Dataset items:
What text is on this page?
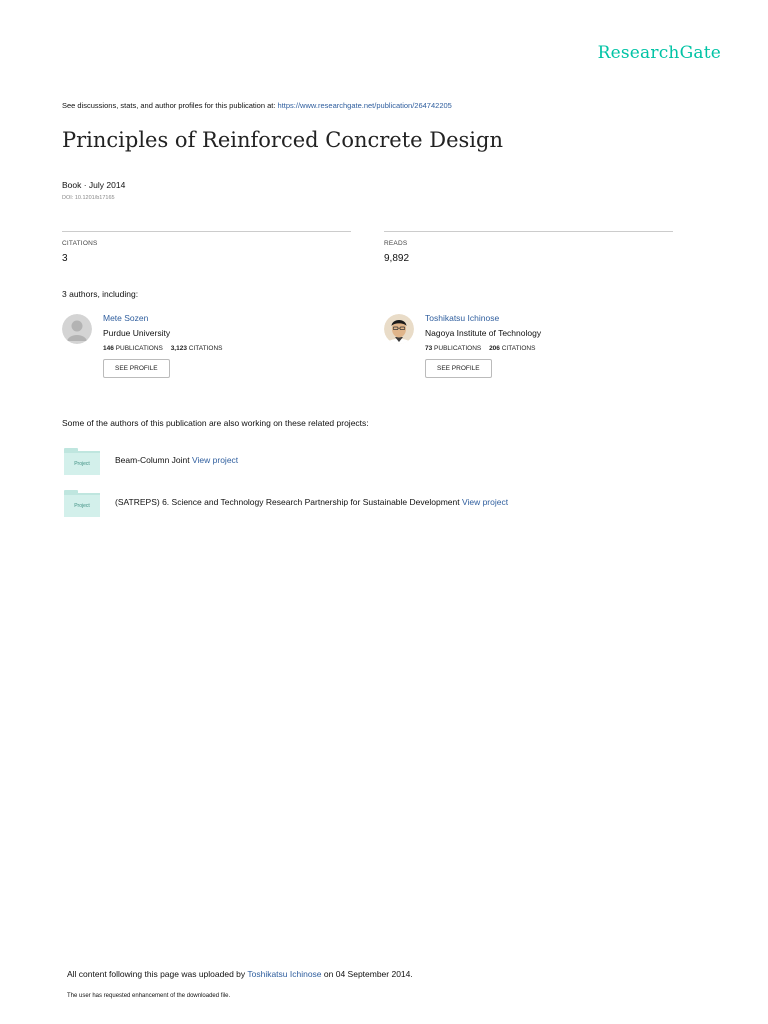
ResearchGate
See discussions, stats, and author profiles for this publication at: https://www.researchgate.net/publication/264742205
Principles of Reinforced Concrete Design
Book · July 2014
DOI: 10.1201/b17165
CITATIONS
3
READS
9,892
3 authors, including:
Mete Sozen
Purdue University
146 PUBLICATIONS 3,123 CITATIONS
SEE PROFILE
Toshikatsu Ichinose
Nagoya Institute of Technology
73 PUBLICATIONS 206 CITATIONS
SEE PROFILE
Some of the authors of this publication are also working on these related projects:
Project	Beam-Column Joint View project
Project	(SATREPS) 6. Science and Technology Research Partnership for Sustainable Development View project
All content following this page was uploaded by Toshikatsu Ichinose on 04 September 2014.
The user has requested enhancement of the downloaded file.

## WHAT YOU HAVE TO DO
Output the material word for word, omitting its pictures.

## SOLUTION FOR THIS EXERCISE
What text is on this page?
ResearchGate
See discussions, stats, and author profiles for this publication at: https://www.researchgate.net/publication/264742205
Principles of Reinforced Concrete Design
Book · July 2014
DOI: 10.1201/b17165
CITATIONS
3
READS
9,892
3 authors, including:
Mete Sozen
Purdue University
146 PUBLICATIONS 3,123 CITATIONS
SEE PROFILE
Toshikatsu Ichinose
Nagoya Institute of Technology
73 PUBLICATIONS 206 CITATIONS
SEE PROFILE
Some of the authors of this publication are also working on these related projects:
Project	Beam-Column Joint View project
Project	(SATREPS) 6. Science and Technology Research Partnership for Sustainable Development View project
All content following this page was uploaded by Toshikatsu Ichinose on 04 September 2014.
The user has requested enhancement of the downloaded file.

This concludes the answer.